• _Instructions to follow_
The entries are to be returned exactly, with images left out.

[Rows from a figure dataset]
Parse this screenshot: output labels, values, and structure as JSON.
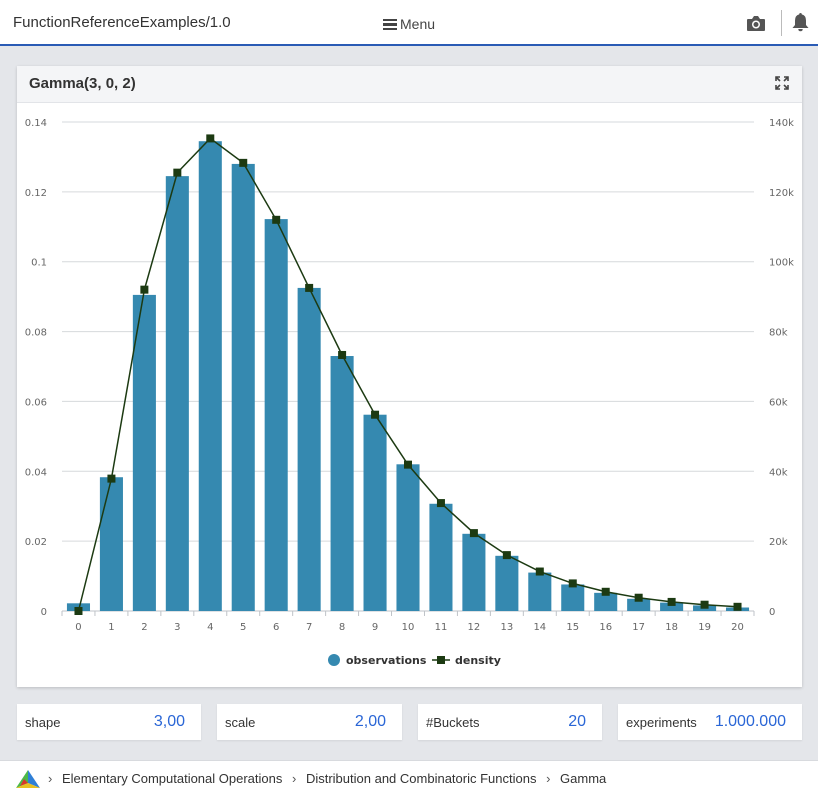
{
  "app": {
    "title": "FunctionReferenceExamples/1.0",
    "menu_label": "Menu",
    "icons": [
      "bars-icon",
      "camera-icon",
      "bell-icon",
      "expand-icon"
    ]
  },
  "panel": {
    "title": "Gamma(3, 0, 2)"
  },
  "chart_data": {
    "type": "bar",
    "title": "",
    "xlabel": "",
    "ylabel": "",
    "categories": [
      "0",
      "1",
      "2",
      "3",
      "4",
      "5",
      "6",
      "7",
      "8",
      "9",
      "10",
      "11",
      "12",
      "13",
      "14",
      "15",
      "16",
      "17",
      "18",
      "19",
      "20"
    ],
    "series": [
      {
        "name": "observations",
        "type": "bar",
        "axis": "left",
        "color": "#3589b0",
        "values": [
          0.0022,
          0.0383,
          0.0905,
          0.1245,
          0.1345,
          0.128,
          0.1122,
          0.0925,
          0.073,
          0.0562,
          0.042,
          0.0307,
          0.0221,
          0.0158,
          0.011,
          0.0076,
          0.0052,
          0.0035,
          0.0024,
          0.0016,
          0.001
        ]
      },
      {
        "name": "density",
        "type": "line",
        "axis": "right",
        "color": "#1c3a12",
        "values": [
          0,
          37900,
          92000,
          125500,
          135300,
          128300,
          112000,
          92500,
          73300,
          56200,
          41900,
          30900,
          22300,
          16000,
          11300,
          7900,
          5500,
          3800,
          2600,
          1800,
          1200
        ]
      }
    ],
    "y_left": {
      "range": [
        0,
        0.14
      ],
      "ticks": [
        "0",
        "0.02",
        "0.04",
        "0.06",
        "0.08",
        "0.1",
        "0.12",
        "0.14"
      ]
    },
    "y_right": {
      "range": [
        0,
        140000
      ],
      "ticks": [
        "0",
        "20k",
        "40k",
        "60k",
        "80k",
        "100k",
        "120k",
        "140k"
      ]
    },
    "grid": true,
    "legend": "bottom-center"
  },
  "params": [
    {
      "label": "shape",
      "value": "3,00"
    },
    {
      "label": "scale",
      "value": "2,00"
    },
    {
      "label": "#Buckets",
      "value": "20"
    },
    {
      "label": "experiments",
      "value": "1.000.000"
    }
  ],
  "breadcrumb": [
    "Elementary Computational Operations",
    "Distribution and Combinatoric Functions",
    "Gamma"
  ]
}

• _Finished answer_
Parse this screenshot: output labels, values, and structure as JSON.
{
  "app": {
    "title": "FunctionReferenceExamples/1.0",
    "menu_label": "Menu",
    "icons": [
      "bars-icon",
      "camera-icon",
      "bell-icon",
      "expand-icon"
    ]
  },
  "panel": {
    "title": "Gamma(3, 0, 2)"
  },
  "chart_data": {
    "type": "bar",
    "title": "",
    "xlabel": "",
    "ylabel": "",
    "categories": [
      "0",
      "1",
      "2",
      "3",
      "4",
      "5",
      "6",
      "7",
      "8",
      "9",
      "10",
      "11",
      "12",
      "13",
      "14",
      "15",
      "16",
      "17",
      "18",
      "19",
      "20"
    ],
    "series": [
      {
        "name": "observations",
        "type": "bar",
        "axis": "left",
        "color": "#3589b0",
        "values": [
          0.0022,
          0.0383,
          0.0905,
          0.1245,
          0.1345,
          0.128,
          0.1122,
          0.0925,
          0.073,
          0.0562,
          0.042,
          0.0307,
          0.0221,
          0.0158,
          0.011,
          0.0076,
          0.0052,
          0.0035,
          0.0024,
          0.0016,
          0.001
        ]
      },
      {
        "name": "density",
        "type": "line",
        "axis": "right",
        "color": "#1c3a12",
        "values": [
          0,
          37900,
          92000,
          125500,
          135300,
          128300,
          112000,
          92500,
          73300,
          56200,
          41900,
          30900,
          22300,
          16000,
          11300,
          7900,
          5500,
          3800,
          2600,
          1800,
          1200
        ]
      }
    ],
    "y_left": {
      "range": [
        0,
        0.14
      ],
      "ticks": [
        "0",
        "0.02",
        "0.04",
        "0.06",
        "0.08",
        "0.1",
        "0.12",
        "0.14"
      ]
    },
    "y_right": {
      "range": [
        0,
        140000
      ],
      "ticks": [
        "0",
        "20k",
        "40k",
        "60k",
        "80k",
        "100k",
        "120k",
        "140k"
      ]
    },
    "grid": true,
    "legend": "bottom-center"
  },
  "params": [
    {
      "label": "shape",
      "value": "3,00"
    },
    {
      "label": "scale",
      "value": "2,00"
    },
    {
      "label": "#Buckets",
      "value": "20"
    },
    {
      "label": "experiments",
      "value": "1.000.000"
    }
  ],
  "breadcrumb": [
    "Elementary Computational Operations",
    "Distribution and Combinatoric Functions",
    "Gamma"
  ]
}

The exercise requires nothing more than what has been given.